Instructions to follow: Repeat exactly, and only, the lines from the one containing "Transcribe this image's" through the end of the records.

[begin Data lines]

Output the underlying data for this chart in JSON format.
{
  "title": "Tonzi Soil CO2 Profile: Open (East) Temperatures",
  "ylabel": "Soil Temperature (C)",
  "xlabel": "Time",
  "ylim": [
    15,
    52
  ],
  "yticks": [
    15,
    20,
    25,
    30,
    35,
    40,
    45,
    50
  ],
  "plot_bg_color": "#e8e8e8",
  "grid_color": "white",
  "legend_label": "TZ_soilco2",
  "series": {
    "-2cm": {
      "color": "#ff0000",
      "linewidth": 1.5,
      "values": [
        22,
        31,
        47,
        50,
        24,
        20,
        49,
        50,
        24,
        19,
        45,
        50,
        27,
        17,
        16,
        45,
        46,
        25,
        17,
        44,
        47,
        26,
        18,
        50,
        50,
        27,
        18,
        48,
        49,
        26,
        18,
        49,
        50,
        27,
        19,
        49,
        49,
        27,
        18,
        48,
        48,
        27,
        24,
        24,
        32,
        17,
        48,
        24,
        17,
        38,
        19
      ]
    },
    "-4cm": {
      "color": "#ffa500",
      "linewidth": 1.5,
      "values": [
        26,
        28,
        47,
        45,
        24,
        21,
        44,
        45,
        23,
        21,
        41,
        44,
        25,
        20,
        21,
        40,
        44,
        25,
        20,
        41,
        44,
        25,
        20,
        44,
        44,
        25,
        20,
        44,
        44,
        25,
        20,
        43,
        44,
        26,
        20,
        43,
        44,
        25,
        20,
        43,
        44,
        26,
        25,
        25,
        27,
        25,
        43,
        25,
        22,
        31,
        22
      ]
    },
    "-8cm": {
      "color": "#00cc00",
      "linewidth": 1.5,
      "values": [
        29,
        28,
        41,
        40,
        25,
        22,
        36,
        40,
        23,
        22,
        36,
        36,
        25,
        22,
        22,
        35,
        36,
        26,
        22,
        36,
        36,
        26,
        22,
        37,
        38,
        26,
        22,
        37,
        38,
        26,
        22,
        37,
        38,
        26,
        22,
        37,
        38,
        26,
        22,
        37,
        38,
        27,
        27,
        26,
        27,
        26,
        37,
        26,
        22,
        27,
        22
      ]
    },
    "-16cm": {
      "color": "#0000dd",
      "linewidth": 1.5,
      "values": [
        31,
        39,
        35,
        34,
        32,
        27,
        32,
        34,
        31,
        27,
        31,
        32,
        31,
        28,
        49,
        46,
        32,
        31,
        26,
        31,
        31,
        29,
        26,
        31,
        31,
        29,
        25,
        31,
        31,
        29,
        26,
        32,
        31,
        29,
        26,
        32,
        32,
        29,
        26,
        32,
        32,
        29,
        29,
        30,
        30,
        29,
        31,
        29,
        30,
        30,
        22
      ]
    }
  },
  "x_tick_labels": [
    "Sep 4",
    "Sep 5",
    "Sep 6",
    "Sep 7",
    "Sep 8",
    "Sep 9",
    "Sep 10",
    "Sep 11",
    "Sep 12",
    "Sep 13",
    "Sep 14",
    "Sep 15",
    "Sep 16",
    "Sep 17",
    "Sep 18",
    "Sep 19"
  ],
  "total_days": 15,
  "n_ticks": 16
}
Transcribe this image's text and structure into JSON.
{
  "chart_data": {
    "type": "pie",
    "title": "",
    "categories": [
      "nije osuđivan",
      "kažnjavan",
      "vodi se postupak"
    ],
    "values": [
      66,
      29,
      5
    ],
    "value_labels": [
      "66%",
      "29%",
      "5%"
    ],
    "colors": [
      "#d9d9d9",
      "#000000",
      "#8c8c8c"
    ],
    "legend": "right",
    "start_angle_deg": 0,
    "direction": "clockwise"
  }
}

[end Data lines]

Task answer:
Transcribe this image's text and structure into JSON.
{
  "chart_data": {
    "type": "pie",
    "title": "",
    "categories": [
      "nije osuđivan",
      "kažnjavan",
      "vodi se postupak"
    ],
    "values": [
      66,
      29,
      5
    ],
    "value_labels": [
      "66%",
      "29%",
      "5%"
    ],
    "colors": [
      "#d9d9d9",
      "#000000",
      "#8c8c8c"
    ],
    "legend": "right",
    "start_angle_deg": 0,
    "direction": "clockwise"
  }
}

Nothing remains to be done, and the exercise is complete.